Tasks to carry out:
[A] Transcribe the passage of the St. Lucia School of Ballet article starting at "The concept was" and ending at "Breathe! Breathe Again!".
[B] According to the article on the St. Lucia School of Ballet, for how many years had the school contributed to the cultural fabric of the country?

[[ Source document, beginning ]]

First published in the Mirror Newspaper Friday December 8, 1995 – The St. Lucia School of Ballet has contributed to the cultural fabric of this country for the past 15 years. Are the attitudes of the community opening up to accept the enrichment? “They have suddenly revealed how starved they were … children are just blossoming… There was a starvation. They’re responding so positively. They didn’t realize that this could ever exist for them”.
Traditionally, one gets the impression that ballet dancing belongs to a certain class. Not so in St. Lucia. The St. Lucia School of Ballet caters to a wide cross section of children, because “dancing is for everybody. Dance is for the world”.
Recently the Ballet School staged a major production involving all the students currently enrolled at the school. The production He Came, He Saw, He Conquered was a tremendous challenge. What was going on in the producer’s head up to the time of production? “I realised it has to be a biblical story that could utilize all the children of all the different levels; that was the idea – a biblical story that would demonstrate the power of the God we serve”. So why biblical? Theresa Collymore sits back and takes a moment to think. “Oh yes, this is my offering to the Lord. All the big productions involving the whole cast are this way”.
The concept was a big one. To take the audience back to Moses, the baby, and his release on the River Nile, to his conversion and ultimate confrontation with Pharaoh. The audience was riveted as the seven plagues came and went; as the Staff was turned to the serpent, as the waters turned to blood, as death stalked the land. And the audiences walked with Moses as the people walked over into the Promised Land! Breathe! Breathe Again!

[[ Source document, end ]]
[[ Data supplied, beginning ]]

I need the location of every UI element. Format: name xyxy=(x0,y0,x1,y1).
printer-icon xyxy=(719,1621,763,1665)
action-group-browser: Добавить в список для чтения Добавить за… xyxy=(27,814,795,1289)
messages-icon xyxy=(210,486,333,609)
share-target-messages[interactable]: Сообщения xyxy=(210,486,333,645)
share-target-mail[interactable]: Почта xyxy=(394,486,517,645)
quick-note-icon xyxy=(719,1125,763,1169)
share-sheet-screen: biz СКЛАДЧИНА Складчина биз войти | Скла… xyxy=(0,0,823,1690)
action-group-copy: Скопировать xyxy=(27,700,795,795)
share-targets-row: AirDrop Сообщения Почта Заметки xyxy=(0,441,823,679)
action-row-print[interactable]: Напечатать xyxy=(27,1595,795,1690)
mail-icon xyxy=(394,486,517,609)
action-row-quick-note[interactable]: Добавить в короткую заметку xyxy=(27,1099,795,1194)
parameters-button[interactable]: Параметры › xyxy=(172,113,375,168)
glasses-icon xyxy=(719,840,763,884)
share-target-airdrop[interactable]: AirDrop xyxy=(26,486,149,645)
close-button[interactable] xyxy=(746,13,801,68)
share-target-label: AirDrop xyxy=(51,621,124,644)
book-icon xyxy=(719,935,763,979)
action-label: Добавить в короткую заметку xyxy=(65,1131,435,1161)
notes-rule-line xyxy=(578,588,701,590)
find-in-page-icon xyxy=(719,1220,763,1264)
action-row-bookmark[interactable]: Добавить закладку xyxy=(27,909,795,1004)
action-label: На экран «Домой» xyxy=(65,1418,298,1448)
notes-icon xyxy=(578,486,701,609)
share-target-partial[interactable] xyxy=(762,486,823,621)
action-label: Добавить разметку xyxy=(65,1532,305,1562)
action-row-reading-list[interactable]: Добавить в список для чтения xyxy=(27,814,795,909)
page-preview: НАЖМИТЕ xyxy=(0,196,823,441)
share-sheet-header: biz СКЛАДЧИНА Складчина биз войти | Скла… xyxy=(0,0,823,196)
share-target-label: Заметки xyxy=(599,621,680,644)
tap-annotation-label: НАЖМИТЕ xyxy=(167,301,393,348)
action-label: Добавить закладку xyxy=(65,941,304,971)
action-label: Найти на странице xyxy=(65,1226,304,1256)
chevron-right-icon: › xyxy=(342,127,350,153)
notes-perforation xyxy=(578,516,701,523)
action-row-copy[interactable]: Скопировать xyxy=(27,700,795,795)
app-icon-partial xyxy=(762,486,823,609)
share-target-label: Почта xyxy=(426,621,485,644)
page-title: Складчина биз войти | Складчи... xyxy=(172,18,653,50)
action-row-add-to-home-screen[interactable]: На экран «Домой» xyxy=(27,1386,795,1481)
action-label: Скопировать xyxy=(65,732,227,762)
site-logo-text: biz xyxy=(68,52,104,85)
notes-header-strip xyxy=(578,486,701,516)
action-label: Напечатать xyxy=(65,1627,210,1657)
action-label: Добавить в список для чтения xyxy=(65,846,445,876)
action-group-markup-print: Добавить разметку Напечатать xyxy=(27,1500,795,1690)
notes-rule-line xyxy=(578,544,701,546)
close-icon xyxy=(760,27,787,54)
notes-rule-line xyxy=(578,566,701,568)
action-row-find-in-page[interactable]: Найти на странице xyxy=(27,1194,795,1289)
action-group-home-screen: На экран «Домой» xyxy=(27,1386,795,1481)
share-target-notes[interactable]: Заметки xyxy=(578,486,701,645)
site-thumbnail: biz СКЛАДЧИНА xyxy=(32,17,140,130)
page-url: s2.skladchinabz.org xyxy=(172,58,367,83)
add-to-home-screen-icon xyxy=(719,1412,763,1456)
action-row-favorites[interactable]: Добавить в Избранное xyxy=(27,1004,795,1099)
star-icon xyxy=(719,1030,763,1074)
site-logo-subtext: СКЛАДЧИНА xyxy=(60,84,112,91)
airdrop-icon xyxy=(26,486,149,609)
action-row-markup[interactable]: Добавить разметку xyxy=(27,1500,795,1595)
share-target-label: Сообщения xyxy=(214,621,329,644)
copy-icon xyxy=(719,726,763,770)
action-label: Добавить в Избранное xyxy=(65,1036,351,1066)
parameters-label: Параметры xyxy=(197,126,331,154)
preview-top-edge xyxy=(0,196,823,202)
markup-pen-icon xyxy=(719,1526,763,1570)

[[ Data supplied, end ]]

Solutions in order:
[A]
The concept was a big one. To take the audience back to Moses, the baby, and his release on the River Nile, to his conversion and ultimate confrontation with Pharaoh. The audience was riveted as the seven plagues came and went; as the Staff was turned to the serpent, as the waters turned to blood, as death stalked the land. And the audiences walked with Moses as the people walked over into the Promised Land! Breathe! Breathe Again!

[B] For the past 15 years.